## Exercise requirements
Check every line of the entries that follow, and copy the ones containing "беспрепятственного".

## Material provided

-- START --

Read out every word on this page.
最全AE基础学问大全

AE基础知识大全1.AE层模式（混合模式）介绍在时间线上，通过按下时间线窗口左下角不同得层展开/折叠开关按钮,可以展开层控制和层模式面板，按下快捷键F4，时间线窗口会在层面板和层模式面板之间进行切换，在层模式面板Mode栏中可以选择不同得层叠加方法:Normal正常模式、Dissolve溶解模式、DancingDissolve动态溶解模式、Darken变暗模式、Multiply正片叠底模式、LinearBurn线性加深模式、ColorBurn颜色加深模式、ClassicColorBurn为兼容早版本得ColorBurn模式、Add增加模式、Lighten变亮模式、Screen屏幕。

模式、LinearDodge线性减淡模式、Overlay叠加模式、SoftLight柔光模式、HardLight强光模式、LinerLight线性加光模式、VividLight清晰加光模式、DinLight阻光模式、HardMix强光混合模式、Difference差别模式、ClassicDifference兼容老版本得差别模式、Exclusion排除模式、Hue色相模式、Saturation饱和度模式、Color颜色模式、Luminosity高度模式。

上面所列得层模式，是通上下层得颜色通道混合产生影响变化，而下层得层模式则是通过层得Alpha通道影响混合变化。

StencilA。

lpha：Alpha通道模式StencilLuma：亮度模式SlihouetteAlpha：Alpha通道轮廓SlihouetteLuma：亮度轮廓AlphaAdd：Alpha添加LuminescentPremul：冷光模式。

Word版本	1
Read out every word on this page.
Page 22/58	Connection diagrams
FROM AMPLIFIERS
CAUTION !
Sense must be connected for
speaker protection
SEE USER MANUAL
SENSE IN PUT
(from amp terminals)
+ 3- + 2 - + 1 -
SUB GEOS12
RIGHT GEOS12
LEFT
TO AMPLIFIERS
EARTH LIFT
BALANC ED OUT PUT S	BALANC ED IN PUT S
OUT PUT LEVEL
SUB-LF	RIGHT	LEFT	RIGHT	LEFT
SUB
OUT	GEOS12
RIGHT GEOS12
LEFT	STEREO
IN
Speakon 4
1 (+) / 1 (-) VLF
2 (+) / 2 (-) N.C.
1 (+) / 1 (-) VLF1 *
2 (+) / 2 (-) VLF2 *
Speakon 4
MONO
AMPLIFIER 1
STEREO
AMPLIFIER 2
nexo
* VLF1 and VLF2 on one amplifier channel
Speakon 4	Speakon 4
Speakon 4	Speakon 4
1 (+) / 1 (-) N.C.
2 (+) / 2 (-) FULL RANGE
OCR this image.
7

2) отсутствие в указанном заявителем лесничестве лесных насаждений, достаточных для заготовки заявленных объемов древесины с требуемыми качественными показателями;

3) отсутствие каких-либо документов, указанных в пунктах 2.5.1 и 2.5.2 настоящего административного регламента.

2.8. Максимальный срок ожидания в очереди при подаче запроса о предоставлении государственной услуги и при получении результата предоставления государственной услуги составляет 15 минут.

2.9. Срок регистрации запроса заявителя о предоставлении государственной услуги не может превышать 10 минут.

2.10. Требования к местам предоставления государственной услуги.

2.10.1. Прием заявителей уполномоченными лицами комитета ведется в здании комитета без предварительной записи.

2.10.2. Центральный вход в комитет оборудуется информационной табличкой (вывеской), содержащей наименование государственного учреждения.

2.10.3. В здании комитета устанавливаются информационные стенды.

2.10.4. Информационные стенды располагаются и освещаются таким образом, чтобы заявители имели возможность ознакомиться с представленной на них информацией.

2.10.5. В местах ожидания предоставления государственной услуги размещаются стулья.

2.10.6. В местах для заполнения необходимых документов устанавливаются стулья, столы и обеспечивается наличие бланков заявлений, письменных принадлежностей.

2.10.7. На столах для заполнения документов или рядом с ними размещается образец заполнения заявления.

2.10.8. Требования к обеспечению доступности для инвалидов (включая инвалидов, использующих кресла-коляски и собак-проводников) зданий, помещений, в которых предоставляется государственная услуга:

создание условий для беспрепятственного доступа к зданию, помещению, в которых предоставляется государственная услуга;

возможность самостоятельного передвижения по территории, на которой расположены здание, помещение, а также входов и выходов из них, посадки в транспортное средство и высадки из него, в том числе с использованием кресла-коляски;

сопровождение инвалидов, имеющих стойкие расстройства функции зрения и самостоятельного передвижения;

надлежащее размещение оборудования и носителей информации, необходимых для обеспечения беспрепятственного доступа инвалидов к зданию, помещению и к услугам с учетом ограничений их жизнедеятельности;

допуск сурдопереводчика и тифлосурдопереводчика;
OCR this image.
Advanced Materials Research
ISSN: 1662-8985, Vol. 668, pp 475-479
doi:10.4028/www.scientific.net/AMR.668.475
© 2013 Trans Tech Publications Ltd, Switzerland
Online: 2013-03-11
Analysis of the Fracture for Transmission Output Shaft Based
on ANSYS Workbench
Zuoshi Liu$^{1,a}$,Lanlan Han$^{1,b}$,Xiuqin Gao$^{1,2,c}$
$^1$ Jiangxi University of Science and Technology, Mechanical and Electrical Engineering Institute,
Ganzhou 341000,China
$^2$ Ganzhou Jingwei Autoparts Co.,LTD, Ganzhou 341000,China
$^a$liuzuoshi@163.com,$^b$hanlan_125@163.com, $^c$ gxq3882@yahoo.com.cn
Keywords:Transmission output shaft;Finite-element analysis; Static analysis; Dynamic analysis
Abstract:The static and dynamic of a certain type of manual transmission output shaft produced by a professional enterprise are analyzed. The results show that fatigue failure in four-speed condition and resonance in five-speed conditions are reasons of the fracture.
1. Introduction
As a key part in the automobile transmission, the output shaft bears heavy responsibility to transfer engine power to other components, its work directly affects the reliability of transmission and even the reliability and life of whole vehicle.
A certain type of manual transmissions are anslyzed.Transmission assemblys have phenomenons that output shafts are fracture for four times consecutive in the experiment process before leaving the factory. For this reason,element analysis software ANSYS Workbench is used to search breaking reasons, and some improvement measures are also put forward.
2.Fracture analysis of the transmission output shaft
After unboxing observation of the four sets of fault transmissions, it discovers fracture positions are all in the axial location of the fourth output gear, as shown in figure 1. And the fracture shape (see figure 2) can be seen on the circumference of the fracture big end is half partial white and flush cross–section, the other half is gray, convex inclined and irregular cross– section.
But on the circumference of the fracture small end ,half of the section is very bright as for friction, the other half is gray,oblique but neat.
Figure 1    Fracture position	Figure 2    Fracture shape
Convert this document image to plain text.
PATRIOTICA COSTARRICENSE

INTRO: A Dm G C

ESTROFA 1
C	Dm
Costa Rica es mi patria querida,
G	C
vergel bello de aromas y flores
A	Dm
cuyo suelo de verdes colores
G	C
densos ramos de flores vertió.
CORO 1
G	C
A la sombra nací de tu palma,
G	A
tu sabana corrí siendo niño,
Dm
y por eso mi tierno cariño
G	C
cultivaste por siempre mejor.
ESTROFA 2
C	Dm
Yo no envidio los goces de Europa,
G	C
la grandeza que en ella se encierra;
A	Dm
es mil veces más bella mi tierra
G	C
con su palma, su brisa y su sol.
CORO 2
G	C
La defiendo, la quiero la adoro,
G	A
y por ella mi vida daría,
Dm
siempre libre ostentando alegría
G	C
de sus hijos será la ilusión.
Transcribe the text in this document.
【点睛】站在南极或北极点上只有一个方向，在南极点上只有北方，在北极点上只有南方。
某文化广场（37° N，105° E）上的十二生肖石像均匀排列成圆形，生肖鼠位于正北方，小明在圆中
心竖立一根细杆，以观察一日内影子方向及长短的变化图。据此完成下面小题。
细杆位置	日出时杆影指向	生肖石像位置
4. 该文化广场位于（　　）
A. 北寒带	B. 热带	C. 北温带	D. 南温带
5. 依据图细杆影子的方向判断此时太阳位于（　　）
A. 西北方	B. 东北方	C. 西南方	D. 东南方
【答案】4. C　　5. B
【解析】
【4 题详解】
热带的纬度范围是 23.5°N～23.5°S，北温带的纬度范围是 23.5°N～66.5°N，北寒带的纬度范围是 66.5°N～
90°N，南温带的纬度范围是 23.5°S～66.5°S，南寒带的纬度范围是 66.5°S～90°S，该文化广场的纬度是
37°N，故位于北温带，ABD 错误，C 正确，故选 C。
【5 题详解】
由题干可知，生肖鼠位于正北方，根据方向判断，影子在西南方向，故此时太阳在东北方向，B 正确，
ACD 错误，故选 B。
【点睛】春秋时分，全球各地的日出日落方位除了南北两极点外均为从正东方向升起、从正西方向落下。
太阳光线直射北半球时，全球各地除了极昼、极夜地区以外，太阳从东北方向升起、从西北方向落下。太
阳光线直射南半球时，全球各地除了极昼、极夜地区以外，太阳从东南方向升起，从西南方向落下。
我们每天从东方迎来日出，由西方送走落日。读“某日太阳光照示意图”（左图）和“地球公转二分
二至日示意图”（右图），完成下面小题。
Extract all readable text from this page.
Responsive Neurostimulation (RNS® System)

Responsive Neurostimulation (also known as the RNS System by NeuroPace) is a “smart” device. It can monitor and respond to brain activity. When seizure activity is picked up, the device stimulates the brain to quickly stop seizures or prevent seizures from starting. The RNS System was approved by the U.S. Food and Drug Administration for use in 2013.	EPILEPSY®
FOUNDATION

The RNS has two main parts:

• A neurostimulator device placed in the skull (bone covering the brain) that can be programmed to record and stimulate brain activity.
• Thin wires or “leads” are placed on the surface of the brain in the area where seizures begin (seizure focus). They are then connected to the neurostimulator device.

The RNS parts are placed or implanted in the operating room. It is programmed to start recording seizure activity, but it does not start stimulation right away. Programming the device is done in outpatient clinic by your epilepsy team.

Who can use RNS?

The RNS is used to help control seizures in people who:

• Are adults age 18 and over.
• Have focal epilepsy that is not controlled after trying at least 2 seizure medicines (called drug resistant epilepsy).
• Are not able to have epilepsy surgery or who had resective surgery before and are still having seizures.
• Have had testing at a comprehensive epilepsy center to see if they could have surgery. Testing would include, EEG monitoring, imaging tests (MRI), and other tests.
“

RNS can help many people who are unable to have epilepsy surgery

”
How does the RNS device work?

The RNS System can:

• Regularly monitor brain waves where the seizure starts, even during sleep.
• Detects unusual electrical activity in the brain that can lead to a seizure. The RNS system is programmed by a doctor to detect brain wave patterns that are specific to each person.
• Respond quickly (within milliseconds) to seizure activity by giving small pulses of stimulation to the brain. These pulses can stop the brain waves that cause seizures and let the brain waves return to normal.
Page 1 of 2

-- END --

## Response to the task
создание условий для беспрепятственного доступа к зданию, помещению, в которых предоставляется государственная услуга;
надлежащее размещение оборудования и носителей информации, необходимых для обеспечения беспрепятственного доступа инвалидов к зданию, помещению и к услугам с учетом ограничений их жизнедеятельности;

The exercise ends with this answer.